═══ DATA SUPPLIED

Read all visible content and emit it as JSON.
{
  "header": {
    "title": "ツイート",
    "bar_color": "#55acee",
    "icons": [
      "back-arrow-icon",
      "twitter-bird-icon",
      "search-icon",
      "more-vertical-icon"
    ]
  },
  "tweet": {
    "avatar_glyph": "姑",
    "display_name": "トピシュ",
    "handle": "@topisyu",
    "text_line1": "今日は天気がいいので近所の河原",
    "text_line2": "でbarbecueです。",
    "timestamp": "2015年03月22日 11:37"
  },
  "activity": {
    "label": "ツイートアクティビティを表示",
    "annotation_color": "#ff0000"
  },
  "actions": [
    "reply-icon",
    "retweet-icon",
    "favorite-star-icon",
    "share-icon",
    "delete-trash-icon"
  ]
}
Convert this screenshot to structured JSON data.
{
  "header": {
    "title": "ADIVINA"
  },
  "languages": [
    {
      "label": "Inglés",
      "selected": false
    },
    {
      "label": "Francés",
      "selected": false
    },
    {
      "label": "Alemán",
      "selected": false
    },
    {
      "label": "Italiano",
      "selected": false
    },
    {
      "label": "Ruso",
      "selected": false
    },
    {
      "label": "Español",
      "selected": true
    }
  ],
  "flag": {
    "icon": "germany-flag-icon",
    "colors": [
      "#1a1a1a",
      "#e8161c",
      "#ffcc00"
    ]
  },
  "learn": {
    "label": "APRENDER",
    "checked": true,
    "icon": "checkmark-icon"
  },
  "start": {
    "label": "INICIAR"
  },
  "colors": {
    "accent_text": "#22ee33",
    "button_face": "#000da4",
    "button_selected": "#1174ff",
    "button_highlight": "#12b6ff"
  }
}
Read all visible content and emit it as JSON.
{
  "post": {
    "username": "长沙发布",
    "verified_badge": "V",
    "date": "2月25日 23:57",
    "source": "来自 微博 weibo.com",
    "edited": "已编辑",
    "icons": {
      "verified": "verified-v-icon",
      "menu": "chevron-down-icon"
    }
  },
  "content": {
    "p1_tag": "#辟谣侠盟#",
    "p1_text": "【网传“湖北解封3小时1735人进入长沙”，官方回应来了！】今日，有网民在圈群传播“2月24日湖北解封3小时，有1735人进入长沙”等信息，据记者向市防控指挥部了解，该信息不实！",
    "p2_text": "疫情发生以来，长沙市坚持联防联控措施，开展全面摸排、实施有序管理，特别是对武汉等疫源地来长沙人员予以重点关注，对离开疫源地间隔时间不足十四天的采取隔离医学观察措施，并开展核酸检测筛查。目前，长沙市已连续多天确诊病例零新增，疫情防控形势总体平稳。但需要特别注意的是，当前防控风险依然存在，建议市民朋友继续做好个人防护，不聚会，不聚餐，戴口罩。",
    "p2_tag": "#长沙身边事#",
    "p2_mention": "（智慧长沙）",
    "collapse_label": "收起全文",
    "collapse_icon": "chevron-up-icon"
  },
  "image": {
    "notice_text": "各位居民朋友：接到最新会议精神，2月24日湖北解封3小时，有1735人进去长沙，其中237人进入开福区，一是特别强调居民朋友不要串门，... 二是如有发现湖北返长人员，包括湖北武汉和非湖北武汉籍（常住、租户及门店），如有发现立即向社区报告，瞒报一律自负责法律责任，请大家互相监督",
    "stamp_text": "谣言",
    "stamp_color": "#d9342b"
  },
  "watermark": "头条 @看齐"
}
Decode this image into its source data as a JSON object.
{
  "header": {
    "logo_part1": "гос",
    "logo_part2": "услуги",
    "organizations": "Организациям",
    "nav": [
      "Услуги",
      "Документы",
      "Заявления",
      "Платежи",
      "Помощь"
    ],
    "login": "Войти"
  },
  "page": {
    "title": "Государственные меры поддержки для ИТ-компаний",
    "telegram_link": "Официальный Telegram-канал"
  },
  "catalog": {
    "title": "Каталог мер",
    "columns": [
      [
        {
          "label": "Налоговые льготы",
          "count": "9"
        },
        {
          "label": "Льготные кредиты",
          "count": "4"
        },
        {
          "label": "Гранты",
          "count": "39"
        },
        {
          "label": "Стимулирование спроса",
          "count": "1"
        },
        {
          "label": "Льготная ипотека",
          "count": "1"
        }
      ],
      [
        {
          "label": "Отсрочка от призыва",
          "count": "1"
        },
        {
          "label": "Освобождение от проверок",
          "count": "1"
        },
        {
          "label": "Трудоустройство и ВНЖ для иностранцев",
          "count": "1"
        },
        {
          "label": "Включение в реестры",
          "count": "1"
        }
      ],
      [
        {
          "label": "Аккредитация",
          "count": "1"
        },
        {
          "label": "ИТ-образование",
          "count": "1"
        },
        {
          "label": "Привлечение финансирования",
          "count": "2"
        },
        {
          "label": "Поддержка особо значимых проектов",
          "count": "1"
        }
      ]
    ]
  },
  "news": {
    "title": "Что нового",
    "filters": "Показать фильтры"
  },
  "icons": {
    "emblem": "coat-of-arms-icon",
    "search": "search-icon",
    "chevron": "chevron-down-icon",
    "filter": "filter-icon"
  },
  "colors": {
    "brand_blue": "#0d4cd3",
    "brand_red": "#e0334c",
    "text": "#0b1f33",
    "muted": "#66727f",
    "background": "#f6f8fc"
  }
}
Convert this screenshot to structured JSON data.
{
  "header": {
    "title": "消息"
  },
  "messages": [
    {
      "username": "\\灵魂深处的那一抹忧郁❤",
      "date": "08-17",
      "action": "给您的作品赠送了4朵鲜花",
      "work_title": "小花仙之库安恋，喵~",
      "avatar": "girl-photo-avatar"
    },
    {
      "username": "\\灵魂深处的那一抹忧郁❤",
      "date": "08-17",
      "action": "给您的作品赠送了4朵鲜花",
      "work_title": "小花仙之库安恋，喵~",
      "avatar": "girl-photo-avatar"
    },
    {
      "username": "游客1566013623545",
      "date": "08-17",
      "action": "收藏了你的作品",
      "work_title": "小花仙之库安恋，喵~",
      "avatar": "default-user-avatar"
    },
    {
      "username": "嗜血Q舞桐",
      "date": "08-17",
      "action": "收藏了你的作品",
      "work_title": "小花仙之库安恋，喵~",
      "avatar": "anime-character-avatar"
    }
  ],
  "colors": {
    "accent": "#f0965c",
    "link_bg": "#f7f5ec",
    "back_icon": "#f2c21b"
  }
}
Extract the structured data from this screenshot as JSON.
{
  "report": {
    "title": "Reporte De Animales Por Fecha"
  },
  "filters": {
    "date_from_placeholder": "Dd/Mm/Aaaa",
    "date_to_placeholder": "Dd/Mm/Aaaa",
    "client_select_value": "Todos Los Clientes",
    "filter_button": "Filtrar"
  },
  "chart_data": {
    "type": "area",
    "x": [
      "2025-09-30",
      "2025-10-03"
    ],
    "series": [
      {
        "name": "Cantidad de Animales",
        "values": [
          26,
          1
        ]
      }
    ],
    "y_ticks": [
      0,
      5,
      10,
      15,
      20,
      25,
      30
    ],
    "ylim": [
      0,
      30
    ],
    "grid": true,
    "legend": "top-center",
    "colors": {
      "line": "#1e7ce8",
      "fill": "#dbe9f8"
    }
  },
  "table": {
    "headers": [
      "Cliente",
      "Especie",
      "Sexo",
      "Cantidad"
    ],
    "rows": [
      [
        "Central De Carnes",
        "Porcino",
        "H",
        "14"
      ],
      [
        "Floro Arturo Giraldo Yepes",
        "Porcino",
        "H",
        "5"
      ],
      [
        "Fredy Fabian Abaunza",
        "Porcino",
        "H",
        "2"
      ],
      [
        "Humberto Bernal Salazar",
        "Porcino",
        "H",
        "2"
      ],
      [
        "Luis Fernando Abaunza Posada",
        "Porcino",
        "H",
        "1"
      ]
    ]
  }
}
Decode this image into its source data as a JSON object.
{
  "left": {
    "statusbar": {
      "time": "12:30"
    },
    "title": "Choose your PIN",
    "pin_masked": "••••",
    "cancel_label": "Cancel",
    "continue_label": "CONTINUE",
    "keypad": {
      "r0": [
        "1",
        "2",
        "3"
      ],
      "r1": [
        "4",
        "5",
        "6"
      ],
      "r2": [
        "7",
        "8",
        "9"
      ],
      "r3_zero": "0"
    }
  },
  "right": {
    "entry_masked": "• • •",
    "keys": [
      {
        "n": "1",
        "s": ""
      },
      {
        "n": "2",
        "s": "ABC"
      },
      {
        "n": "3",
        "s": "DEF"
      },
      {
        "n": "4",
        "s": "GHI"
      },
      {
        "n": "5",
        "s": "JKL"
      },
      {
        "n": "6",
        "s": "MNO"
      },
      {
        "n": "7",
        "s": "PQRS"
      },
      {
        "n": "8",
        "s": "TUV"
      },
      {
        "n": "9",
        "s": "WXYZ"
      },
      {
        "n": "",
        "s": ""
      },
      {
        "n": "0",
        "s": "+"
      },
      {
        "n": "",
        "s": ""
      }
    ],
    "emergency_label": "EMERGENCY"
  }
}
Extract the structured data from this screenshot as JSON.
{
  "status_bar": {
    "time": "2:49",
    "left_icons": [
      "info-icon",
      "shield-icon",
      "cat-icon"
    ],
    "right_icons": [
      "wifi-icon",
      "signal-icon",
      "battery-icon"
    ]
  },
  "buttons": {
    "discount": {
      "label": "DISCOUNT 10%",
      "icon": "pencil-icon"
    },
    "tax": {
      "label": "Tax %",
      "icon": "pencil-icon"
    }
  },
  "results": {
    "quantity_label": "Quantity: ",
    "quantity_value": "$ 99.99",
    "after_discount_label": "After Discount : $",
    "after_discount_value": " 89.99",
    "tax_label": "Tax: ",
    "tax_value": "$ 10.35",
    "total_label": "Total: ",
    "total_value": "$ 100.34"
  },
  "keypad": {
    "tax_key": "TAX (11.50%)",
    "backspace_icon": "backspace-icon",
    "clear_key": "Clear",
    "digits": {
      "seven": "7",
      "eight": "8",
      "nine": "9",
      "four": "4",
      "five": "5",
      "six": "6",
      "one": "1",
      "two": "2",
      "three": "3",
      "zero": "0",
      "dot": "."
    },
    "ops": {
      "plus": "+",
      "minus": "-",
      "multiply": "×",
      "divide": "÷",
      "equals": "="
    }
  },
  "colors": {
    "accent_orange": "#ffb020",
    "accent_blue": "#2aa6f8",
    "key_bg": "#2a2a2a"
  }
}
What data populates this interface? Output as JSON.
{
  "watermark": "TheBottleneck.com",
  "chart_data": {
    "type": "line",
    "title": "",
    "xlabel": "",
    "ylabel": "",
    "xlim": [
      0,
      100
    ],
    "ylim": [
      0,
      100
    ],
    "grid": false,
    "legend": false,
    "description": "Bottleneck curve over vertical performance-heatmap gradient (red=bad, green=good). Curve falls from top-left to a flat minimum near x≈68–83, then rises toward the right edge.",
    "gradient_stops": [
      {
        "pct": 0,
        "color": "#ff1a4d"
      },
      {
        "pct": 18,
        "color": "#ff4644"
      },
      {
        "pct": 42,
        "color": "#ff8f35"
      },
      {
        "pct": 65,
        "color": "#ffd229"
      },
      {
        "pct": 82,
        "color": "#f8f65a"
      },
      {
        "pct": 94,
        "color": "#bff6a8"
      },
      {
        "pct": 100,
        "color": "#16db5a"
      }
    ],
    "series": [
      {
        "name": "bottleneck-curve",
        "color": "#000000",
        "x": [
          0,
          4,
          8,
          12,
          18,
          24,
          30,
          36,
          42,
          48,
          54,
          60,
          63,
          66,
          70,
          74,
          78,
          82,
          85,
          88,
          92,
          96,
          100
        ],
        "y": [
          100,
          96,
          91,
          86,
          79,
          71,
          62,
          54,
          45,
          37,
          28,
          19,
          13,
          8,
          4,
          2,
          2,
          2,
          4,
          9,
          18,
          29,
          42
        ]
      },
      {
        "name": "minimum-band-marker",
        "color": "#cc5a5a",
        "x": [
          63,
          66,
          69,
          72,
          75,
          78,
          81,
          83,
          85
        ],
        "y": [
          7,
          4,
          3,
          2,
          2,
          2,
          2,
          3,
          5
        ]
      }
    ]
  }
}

══════

[STATED EXERCISE]
Search the data for "vertical". Copy every line that has it.

[RESPONSE BELOW]
      "more-vertical-icon"
    "description": "Bottleneck curve over vertical performance-heatmap gradient (red=bad, green=good). Curve falls from top-left to a flat minimum near x≈68–83, then rises toward the right edge.",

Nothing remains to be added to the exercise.